**DIRECTIONS FOR THIS TASK**
Find each line containing the word "signal" and report how many there are. Add nothing else.

──────── INPUT ROWS ────────

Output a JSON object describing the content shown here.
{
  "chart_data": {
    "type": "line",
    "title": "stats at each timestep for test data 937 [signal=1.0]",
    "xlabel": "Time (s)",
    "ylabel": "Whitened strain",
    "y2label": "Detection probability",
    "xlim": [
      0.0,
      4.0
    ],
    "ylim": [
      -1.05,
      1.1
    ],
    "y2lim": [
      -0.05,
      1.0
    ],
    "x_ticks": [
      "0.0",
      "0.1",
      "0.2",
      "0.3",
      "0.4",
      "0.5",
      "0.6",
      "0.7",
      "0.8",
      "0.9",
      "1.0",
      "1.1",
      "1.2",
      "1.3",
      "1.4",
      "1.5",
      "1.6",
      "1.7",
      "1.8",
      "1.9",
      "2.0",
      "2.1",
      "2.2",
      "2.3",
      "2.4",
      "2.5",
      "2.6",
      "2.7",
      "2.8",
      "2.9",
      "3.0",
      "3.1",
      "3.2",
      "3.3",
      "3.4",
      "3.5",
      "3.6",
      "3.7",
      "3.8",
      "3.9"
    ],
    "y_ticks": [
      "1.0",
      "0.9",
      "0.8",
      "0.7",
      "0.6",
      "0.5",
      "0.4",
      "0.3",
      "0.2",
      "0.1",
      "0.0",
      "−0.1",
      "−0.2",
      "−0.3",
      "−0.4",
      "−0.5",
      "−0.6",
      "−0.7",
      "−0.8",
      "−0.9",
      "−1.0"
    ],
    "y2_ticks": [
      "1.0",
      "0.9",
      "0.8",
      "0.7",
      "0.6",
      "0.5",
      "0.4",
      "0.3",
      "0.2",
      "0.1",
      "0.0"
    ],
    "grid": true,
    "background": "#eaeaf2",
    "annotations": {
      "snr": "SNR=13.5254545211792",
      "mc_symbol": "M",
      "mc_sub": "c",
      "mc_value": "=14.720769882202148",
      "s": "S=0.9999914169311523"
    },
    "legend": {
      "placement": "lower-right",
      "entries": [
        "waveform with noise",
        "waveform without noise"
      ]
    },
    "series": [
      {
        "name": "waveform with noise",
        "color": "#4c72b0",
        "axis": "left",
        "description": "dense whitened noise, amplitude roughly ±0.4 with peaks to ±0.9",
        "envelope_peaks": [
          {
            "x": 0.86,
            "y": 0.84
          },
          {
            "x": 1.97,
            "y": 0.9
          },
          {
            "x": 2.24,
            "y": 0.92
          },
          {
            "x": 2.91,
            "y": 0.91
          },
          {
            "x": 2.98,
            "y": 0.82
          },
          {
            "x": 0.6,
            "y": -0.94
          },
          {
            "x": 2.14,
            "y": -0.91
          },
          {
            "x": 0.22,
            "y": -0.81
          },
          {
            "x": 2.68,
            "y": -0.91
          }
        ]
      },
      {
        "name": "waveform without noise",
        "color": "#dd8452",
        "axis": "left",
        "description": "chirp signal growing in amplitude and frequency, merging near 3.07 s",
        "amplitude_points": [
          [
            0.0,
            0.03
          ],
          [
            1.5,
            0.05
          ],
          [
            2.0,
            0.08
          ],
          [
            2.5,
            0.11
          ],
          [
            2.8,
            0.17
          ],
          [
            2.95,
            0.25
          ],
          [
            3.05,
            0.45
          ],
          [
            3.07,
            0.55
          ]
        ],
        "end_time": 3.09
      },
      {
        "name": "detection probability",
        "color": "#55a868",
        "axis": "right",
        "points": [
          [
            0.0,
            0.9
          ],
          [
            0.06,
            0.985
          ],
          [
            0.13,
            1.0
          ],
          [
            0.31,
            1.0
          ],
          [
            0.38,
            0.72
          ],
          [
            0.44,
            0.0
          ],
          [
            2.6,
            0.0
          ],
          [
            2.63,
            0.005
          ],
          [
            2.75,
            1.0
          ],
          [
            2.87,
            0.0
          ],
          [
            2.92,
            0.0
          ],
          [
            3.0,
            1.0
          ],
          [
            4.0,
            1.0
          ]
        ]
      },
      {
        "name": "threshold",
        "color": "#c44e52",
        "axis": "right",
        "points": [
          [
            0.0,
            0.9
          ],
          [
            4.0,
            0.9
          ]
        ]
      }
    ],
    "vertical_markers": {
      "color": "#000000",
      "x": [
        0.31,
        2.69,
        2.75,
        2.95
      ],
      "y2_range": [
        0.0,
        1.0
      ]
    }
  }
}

────────

**SOLVED PROBLEM**
2